* DIRECTION
Search the listing below for the string "utilities" and show each line that contains it.

* SUPPLIED MATERIAL
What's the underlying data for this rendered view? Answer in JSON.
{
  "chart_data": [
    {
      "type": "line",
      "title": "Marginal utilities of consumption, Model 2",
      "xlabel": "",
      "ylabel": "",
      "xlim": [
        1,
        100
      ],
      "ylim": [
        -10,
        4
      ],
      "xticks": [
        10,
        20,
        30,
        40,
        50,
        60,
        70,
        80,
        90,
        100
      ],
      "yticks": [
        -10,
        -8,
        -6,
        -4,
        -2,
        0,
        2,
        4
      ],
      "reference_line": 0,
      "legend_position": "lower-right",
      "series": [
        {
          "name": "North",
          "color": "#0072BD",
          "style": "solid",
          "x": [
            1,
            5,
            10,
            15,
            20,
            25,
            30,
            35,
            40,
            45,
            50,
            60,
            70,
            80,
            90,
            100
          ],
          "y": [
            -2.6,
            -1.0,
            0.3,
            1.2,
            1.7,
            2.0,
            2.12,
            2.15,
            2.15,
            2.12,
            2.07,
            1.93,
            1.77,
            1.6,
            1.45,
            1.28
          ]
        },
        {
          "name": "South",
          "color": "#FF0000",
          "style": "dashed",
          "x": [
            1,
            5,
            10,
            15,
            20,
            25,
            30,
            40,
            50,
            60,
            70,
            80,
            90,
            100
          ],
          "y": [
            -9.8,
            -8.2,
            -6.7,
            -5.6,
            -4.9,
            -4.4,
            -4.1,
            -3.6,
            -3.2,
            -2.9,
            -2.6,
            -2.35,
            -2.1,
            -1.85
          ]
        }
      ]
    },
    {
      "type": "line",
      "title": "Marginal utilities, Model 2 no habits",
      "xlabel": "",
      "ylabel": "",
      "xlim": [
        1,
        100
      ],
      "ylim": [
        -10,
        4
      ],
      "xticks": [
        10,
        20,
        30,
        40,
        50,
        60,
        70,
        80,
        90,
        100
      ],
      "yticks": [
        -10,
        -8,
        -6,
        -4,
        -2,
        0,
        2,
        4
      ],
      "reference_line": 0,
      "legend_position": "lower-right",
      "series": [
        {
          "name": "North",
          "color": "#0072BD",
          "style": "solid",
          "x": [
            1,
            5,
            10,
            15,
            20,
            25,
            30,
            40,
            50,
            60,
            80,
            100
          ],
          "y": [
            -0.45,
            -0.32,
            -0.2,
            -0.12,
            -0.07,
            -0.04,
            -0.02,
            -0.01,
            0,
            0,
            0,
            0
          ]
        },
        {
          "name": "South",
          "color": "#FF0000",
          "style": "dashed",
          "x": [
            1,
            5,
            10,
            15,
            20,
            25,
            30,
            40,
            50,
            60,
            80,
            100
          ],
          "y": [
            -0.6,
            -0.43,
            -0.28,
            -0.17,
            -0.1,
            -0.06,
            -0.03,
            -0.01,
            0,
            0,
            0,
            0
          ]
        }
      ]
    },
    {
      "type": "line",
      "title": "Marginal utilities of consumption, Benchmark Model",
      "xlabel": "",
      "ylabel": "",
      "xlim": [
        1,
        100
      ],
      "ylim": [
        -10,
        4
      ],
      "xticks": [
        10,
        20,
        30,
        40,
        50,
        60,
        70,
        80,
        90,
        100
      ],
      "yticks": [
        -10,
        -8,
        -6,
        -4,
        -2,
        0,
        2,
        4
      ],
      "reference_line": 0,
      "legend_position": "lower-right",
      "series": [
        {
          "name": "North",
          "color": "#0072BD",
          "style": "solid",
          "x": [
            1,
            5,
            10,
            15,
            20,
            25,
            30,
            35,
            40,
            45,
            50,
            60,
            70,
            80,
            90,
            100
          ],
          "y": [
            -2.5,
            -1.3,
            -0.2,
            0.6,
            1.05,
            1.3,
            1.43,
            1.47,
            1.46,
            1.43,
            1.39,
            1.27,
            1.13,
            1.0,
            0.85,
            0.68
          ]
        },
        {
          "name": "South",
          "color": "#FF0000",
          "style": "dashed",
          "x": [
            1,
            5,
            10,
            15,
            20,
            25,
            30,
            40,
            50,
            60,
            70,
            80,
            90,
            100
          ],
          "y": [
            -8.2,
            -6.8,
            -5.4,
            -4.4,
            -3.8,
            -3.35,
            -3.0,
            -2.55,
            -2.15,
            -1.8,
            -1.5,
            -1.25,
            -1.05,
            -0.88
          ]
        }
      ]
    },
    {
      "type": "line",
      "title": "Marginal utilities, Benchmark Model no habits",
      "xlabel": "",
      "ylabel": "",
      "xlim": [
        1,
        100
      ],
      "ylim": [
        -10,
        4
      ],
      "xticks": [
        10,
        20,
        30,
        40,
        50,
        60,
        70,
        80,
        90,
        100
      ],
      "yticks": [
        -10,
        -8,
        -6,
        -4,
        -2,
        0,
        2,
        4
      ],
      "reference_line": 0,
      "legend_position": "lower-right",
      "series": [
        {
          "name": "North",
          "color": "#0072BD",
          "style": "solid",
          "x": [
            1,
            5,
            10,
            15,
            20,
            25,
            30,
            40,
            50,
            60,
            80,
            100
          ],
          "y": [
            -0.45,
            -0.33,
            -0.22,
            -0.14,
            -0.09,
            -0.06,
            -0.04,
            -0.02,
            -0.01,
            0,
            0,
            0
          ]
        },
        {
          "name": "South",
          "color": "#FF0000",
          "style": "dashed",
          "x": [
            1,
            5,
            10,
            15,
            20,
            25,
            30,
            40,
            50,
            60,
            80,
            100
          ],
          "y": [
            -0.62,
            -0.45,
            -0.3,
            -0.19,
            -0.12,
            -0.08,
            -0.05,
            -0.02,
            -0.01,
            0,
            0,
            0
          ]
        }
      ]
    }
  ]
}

* SOLUTION
      "title": "Marginal utilities of consumption, Model 2",
      "title": "Marginal utilities, Model 2 no habits",
      "title": "Marginal utilities of consumption, Benchmark Model",
      "title": "Marginal utilities, Benchmark Model no habits",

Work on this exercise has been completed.